▶ PROBLEM TO WORK ON
The listing below must be repeated word for word, with its images excluded.

(Entries with figure data)

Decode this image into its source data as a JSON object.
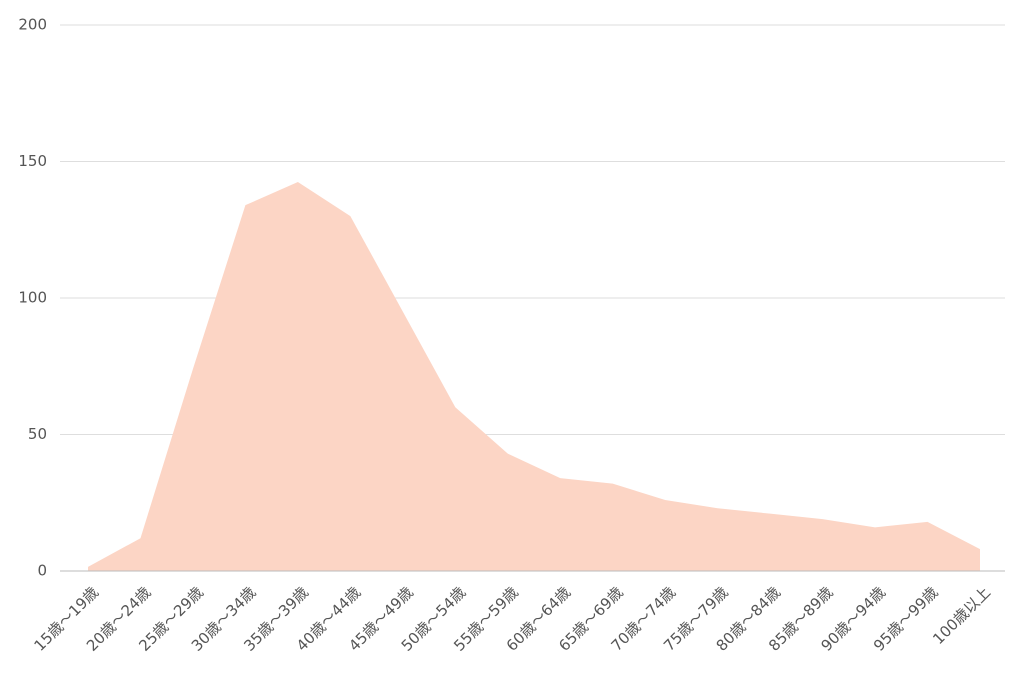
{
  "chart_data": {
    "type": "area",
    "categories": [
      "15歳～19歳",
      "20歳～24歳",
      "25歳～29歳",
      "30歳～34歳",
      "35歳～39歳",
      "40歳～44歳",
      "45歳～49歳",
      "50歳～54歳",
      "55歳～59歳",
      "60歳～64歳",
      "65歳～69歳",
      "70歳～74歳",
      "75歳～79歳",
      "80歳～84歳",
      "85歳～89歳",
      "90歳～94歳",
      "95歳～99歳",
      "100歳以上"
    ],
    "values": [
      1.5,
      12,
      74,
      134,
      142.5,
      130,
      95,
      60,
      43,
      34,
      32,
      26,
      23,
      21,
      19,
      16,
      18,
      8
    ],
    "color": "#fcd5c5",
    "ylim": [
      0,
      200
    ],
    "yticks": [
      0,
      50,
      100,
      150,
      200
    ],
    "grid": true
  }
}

▶ EXERCISE RESULT
Decode this image into its source data as a JSON object.
{
  "chart_data": {
    "type": "area",
    "categories": [
      "15歳～19歳",
      "20歳～24歳",
      "25歳～29歳",
      "30歳～34歳",
      "35歳～39歳",
      "40歳～44歳",
      "45歳～49歳",
      "50歳～54歳",
      "55歳～59歳",
      "60歳～64歳",
      "65歳～69歳",
      "70歳～74歳",
      "75歳～79歳",
      "80歳～84歳",
      "85歳～89歳",
      "90歳～94歳",
      "95歳～99歳",
      "100歳以上"
    ],
    "values": [
      1.5,
      12,
      74,
      134,
      142.5,
      130,
      95,
      60,
      43,
      34,
      32,
      26,
      23,
      21,
      19,
      16,
      18,
      8
    ],
    "color": "#fcd5c5",
    "ylim": [
      0,
      200
    ],
    "yticks": [
      0,
      50,
      100,
      150,
      200
    ],
    "grid": true
  }
}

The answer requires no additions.